— Listed entries —
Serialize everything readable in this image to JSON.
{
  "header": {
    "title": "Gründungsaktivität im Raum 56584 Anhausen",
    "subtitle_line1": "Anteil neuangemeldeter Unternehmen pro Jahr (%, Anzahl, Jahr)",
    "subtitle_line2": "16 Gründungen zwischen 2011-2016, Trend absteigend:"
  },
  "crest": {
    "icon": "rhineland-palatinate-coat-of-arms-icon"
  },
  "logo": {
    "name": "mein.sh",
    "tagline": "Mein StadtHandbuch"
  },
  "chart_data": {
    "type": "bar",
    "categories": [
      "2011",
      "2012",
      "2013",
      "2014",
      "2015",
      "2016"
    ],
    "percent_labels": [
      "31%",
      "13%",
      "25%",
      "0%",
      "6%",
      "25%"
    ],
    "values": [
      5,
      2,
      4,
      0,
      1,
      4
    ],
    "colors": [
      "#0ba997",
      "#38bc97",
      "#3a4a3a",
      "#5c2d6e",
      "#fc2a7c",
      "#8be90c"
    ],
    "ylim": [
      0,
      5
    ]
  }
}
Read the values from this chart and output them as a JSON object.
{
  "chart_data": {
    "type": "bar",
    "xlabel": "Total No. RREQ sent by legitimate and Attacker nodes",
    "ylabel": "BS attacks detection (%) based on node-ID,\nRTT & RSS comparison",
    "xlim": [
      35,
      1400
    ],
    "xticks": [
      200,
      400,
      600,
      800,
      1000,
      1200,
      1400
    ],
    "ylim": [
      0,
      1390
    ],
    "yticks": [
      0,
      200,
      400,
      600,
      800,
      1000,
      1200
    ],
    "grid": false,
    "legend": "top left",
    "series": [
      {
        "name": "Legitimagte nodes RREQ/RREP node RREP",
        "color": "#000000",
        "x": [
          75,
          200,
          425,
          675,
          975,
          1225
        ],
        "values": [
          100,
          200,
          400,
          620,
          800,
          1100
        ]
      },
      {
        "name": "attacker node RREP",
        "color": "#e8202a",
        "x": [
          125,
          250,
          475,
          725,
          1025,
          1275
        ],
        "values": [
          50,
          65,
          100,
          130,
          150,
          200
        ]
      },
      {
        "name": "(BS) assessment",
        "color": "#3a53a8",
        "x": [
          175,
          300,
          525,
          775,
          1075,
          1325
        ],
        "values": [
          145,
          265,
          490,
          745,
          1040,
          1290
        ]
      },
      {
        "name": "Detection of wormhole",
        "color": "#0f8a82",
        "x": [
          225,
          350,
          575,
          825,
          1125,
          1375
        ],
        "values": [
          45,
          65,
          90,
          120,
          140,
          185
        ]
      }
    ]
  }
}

— Requirement —
Consider the entries above and return each line with the string "RREP".

— Full response —
        "name": "Legitimagte nodes RREQ/RREP node RREP",
        "name": "attacker node RREP",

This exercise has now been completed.